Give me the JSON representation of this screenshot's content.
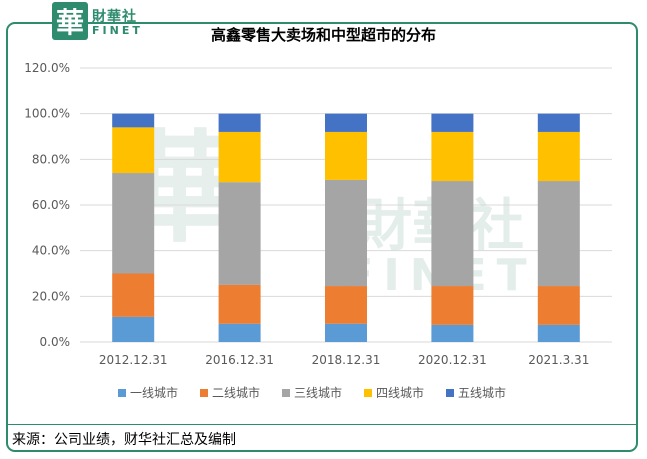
{
  "brand": {
    "logo_char": "華",
    "name_cn": "財華社",
    "name_en": "FINET",
    "accent": "#2e8b6e"
  },
  "chart_data": {
    "type": "bar",
    "stacked": true,
    "title": "高鑫零售大卖场和中型超市的分布",
    "categories": [
      "2012.12.31",
      "2016.12.31",
      "2018.12.31",
      "2020.12.31",
      "2021.3.31"
    ],
    "series": [
      {
        "name": "一线城市",
        "color": "#5b9bd5",
        "values": [
          11,
          8,
          8,
          7.5,
          7.5
        ]
      },
      {
        "name": "二线城市",
        "color": "#ed7d31",
        "values": [
          19,
          17,
          16.5,
          17,
          17
        ]
      },
      {
        "name": "三线城市",
        "color": "#a5a5a5",
        "values": [
          44,
          45,
          46.5,
          46,
          46
        ]
      },
      {
        "name": "四线城市",
        "color": "#ffc000",
        "values": [
          20,
          22,
          21,
          21.5,
          21.5
        ]
      },
      {
        "name": "五线城市",
        "color": "#4472c4",
        "values": [
          6,
          8,
          8,
          8,
          8
        ]
      }
    ],
    "yticks": [
      "0.0%",
      "20.0%",
      "40.0%",
      "60.0%",
      "80.0%",
      "100.0%",
      "120.0%"
    ],
    "ylim": [
      0,
      120
    ],
    "grid": true,
    "legend": "bottom"
  },
  "source": "来源：公司业绩，财华社汇总及编制"
}
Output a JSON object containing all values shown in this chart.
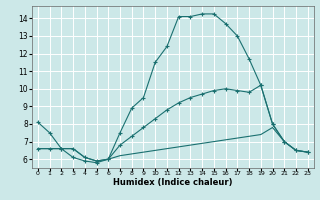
{
  "xlabel": "Humidex (Indice chaleur)",
  "background_color": "#cce8e8",
  "grid_color": "#ffffff",
  "line_color": "#1a7070",
  "xlim": [
    -0.5,
    23.5
  ],
  "ylim": [
    5.5,
    14.7
  ],
  "xticks": [
    0,
    1,
    2,
    3,
    4,
    5,
    6,
    7,
    8,
    9,
    10,
    11,
    12,
    13,
    14,
    15,
    16,
    17,
    18,
    19,
    20,
    21,
    22,
    23
  ],
  "yticks": [
    6,
    7,
    8,
    9,
    10,
    11,
    12,
    13,
    14
  ],
  "series1_x": [
    0,
    1,
    2,
    3,
    4,
    5,
    6,
    7,
    8,
    9,
    10,
    11,
    12,
    13,
    14,
    15,
    16,
    17,
    18,
    19,
    20,
    21,
    22,
    23
  ],
  "series1_y": [
    8.1,
    7.5,
    6.6,
    6.1,
    5.9,
    5.8,
    6.0,
    7.5,
    8.9,
    9.5,
    11.5,
    12.4,
    14.1,
    14.1,
    14.25,
    14.25,
    13.7,
    13.0,
    11.7,
    10.2,
    8.0,
    7.0,
    6.5,
    6.4
  ],
  "series2_x": [
    0,
    1,
    2,
    3,
    4,
    5,
    6,
    7,
    8,
    9,
    10,
    11,
    12,
    13,
    14,
    15,
    16,
    17,
    18,
    19,
    20,
    21,
    22,
    23
  ],
  "series2_y": [
    6.6,
    6.6,
    6.6,
    6.6,
    6.1,
    5.9,
    6.0,
    6.8,
    7.3,
    7.8,
    8.3,
    8.8,
    9.2,
    9.5,
    9.7,
    9.9,
    10.0,
    9.9,
    9.8,
    10.2,
    8.0,
    7.0,
    6.5,
    6.4
  ],
  "series3_x": [
    0,
    1,
    2,
    3,
    4,
    5,
    6,
    7,
    8,
    9,
    10,
    11,
    12,
    13,
    14,
    15,
    16,
    17,
    18,
    19,
    20,
    21,
    22,
    23
  ],
  "series3_y": [
    6.6,
    6.6,
    6.6,
    6.6,
    6.1,
    5.9,
    6.0,
    6.2,
    6.3,
    6.4,
    6.5,
    6.6,
    6.7,
    6.8,
    6.9,
    7.0,
    7.1,
    7.2,
    7.3,
    7.4,
    7.8,
    7.0,
    6.5,
    6.4
  ]
}
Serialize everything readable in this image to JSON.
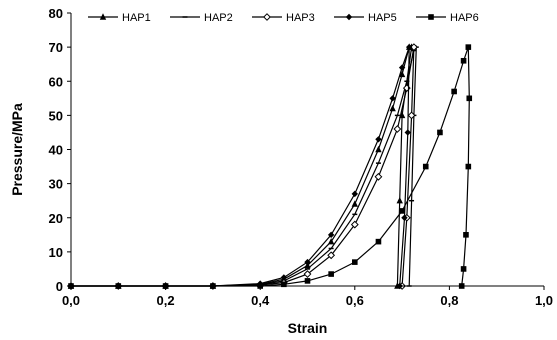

**The request**.
Pictures in the data above should not be copied; transcribe everything else exactly.

**Problem solution**.
Give me the JSON representation of this screenshot's content.
{
  "brand": {
    "logo_char": "華",
    "name_cn": "財華社",
    "name_en": "FINET",
    "accent": "#2e8b6e"
  },
  "chart_data": {
    "type": "bar",
    "stacked": true,
    "title": "高鑫零售大卖场和中型超市的分布",
    "categories": [
      "2012.12.31",
      "2016.12.31",
      "2018.12.31",
      "2020.12.31",
      "2021.3.31"
    ],
    "series": [
      {
        "name": "一线城市",
        "color": "#5b9bd5",
        "values": [
          11,
          8,
          8,
          7.5,
          7.5
        ]
      },
      {
        "name": "二线城市",
        "color": "#ed7d31",
        "values": [
          19,
          17,
          16.5,
          17,
          17
        ]
      },
      {
        "name": "三线城市",
        "color": "#a5a5a5",
        "values": [
          44,
          45,
          46.5,
          46,
          46
        ]
      },
      {
        "name": "四线城市",
        "color": "#ffc000",
        "values": [
          20,
          22,
          21,
          21.5,
          21.5
        ]
      },
      {
        "name": "五线城市",
        "color": "#4472c4",
        "values": [
          6,
          8,
          8,
          8,
          8
        ]
      }
    ],
    "yticks": [
      "0.0%",
      "20.0%",
      "40.0%",
      "60.0%",
      "80.0%",
      "100.0%",
      "120.0%"
    ],
    "ylim": [
      0,
      120
    ],
    "grid": true,
    "legend": "bottom"
  },
  "source": "来源：公司业绩，财华社汇总及编制"
}
Output a JSON object containing all values shown in this chart.
{
  "xlabel": "Humidex (Indice chaleur)",
  "background_color": "#cce8e8",
  "grid_color": "#ffffff",
  "line_color": "#1a7070",
  "xlim": [
    -0.5,
    23.5
  ],
  "ylim": [
    5.5,
    14.7
  ],
  "xticks": [
    0,
    1,
    2,
    3,
    4,
    5,
    6,
    7,
    8,
    9,
    10,
    11,
    12,
    13,
    14,
    15,
    16,
    17,
    18,
    19,
    20,
    21,
    22,
    23
  ],
  "yticks": [
    6,
    7,
    8,
    9,
    10,
    11,
    12,
    13,
    14
  ],
  "series1_x": [
    0,
    1,
    2,
    3,
    4,
    5,
    6,
    7,
    8,
    9,
    10,
    11,
    12,
    13,
    14,
    15,
    16,
    17,
    18,
    19,
    20,
    21,
    22,
    23
  ],
  "series1_y": [
    8.1,
    7.5,
    6.6,
    6.1,
    5.9,
    5.8,
    6.0,
    7.5,
    8.9,
    9.5,
    11.5,
    12.4,
    14.1,
    14.1,
    14.25,
    14.25,
    13.7,
    13.0,
    11.7,
    10.2,
    8.0,
    7.0,
    6.5,
    6.4
  ],
  "series2_x": [
    0,
    1,
    2,
    3,
    4,
    5,
    6,
    7,
    8,
    9,
    10,
    11,
    12,
    13,
    14,
    15,
    16,
    17,
    18,
    19,
    20,
    21,
    22,
    23
  ],
  "series2_y": [
    6.6,
    6.6,
    6.6,
    6.6,
    6.1,
    5.9,
    6.0,
    6.8,
    7.3,
    7.8,
    8.3,
    8.8,
    9.2,
    9.5,
    9.7,
    9.9,
    10.0,
    9.9,
    9.8,
    10.2,
    8.0,
    7.0,
    6.5,
    6.4
  ],
  "series3_x": [
    0,
    1,
    2,
    3,
    4,
    5,
    6,
    7,
    8,
    9,
    10,
    11,
    12,
    13,
    14,
    15,
    16,
    17,
    18,
    19,
    20,
    21,
    22,
    23
  ],
  "series3_y": [
    6.6,
    6.6,
    6.6,
    6.6,
    6.1,
    5.9,
    6.0,
    6.2,
    6.3,
    6.4,
    6.5,
    6.6,
    6.7,
    6.8,
    6.9,
    7.0,
    7.1,
    7.2,
    7.3,
    7.4,
    7.8,
    7.0,
    6.5,
    6.4
  ]
}
Serialize everything readable in this image to JSON.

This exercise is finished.